▶ [What the task asks] Copy out every record below, word for word.

◆ ◆ ◆ ◆

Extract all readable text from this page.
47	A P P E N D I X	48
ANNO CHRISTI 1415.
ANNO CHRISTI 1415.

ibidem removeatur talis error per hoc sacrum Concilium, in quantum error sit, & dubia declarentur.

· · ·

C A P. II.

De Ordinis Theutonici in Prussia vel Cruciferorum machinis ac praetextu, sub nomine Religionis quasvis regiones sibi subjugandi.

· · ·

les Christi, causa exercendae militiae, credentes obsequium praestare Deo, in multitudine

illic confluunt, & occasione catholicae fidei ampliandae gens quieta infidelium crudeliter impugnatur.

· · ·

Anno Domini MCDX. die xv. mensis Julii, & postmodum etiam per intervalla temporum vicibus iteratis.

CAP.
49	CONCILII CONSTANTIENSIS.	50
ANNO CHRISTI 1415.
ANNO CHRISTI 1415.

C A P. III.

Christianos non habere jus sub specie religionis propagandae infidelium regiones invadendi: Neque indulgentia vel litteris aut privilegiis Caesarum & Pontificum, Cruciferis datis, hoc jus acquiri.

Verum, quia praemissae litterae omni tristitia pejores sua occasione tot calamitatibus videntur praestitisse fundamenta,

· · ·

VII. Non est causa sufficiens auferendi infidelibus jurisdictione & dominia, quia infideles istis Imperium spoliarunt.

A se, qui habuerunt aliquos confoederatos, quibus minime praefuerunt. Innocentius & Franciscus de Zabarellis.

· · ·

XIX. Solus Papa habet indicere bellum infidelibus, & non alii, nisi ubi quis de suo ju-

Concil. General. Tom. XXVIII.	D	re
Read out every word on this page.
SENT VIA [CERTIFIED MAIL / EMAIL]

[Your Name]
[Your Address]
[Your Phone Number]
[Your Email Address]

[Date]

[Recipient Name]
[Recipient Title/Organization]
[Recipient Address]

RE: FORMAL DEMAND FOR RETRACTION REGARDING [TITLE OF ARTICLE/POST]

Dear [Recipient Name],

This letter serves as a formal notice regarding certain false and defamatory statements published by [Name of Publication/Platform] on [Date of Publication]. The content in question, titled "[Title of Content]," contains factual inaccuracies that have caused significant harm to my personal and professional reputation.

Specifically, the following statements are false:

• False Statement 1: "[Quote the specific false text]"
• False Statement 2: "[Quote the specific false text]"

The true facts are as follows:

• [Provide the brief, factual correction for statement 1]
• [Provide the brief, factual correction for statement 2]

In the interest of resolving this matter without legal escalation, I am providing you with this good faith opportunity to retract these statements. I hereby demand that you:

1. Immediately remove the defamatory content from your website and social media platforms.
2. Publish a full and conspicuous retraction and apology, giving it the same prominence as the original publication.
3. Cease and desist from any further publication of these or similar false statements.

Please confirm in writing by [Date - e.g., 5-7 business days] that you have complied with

◆ ◆ ◆ ◆

▶ [Output of the task]
Extract all readable text from this page.
47	A P P E N D I X	48
ANNO CHRISTI 1415.
ANNO CHRISTI 1415.

ibidem removeatur talis error per hoc sacrum Concilium, in quantum error sit, & dubia declarentur.

· · ·

C A P. II.

De Ordinis Theutonici in Prussia vel Cruciferorum machinis ac praetextu, sub nomine Religionis quasvis regiones sibi subjugandi.

· · ·

les Christi, causa exercendae militiae, credentes obsequium praestare Deo, in multitudine

illic confluunt, & occasione catholicae fidei ampliandae gens quieta infidelium crudeliter impugnatur.

· · ·

Anno Domini MCDX. die xv. mensis Julii, & postmodum etiam per intervalla temporum vicibus iteratis.

CAP.
49	CONCILII CONSTANTIENSIS.	50
ANNO CHRISTI 1415.
ANNO CHRISTI 1415.

C A P. III.

Christianos non habere jus sub specie religionis propagandae infidelium regiones invadendi: Neque indulgentia vel litteris aut privilegiis Caesarum & Pontificum, Cruciferis datis, hoc jus acquiri.

Verum, quia praemissae litterae omni tristitia pejores sua occasione tot calamitatibus videntur praestitisse fundamenta,

· · ·

VII. Non est causa sufficiens auferendi infidelibus jurisdictione & dominia, quia infideles istis Imperium spoliarunt.

A se, qui habuerunt aliquos confoederatos, quibus minime praefuerunt. Innocentius & Franciscus de Zabarellis.

· · ·

XIX. Solus Papa habet indicere bellum infidelibus, & non alii, nisi ubi quis de suo ju-

Concil. General. Tom. XXVIII.	D	re
Read out every word on this page.
SENT VIA [CERTIFIED MAIL / EMAIL]

[Your Name]
[Your Address]
[Your Phone Number]
[Your Email Address]

[Date]

[Recipient Name]
[Recipient Title/Organization]
[Recipient Address]

RE: FORMAL DEMAND FOR RETRACTION REGARDING [TITLE OF ARTICLE/POST]

Dear [Recipient Name],

This letter serves as a formal notice regarding certain false and defamatory statements published by [Name of Publication/Platform] on [Date of Publication]. The content in question, titled "[Title of Content]," contains factual inaccuracies that have caused significant harm to my personal and professional reputation.

Specifically, the following statements are false:

• False Statement 1: "[Quote the specific false text]"
• False Statement 2: "[Quote the specific false text]"

The true facts are as follows:

• [Provide the brief, factual correction for statement 1]
• [Provide the brief, factual correction for statement 2]

In the interest of resolving this matter without legal escalation, I am providing you with this good faith opportunity to retract these statements. I hereby demand that you:

1. Immediately remove the defamatory content from your website and social media platforms.
2. Publish a full and conspicuous retraction and apology, giving it the same prominence as the original publication.
3. Cease and desist from any further publication of these or similar false statements.

Please confirm in writing by [Date - e.g., 5-7 business days] that you have complied with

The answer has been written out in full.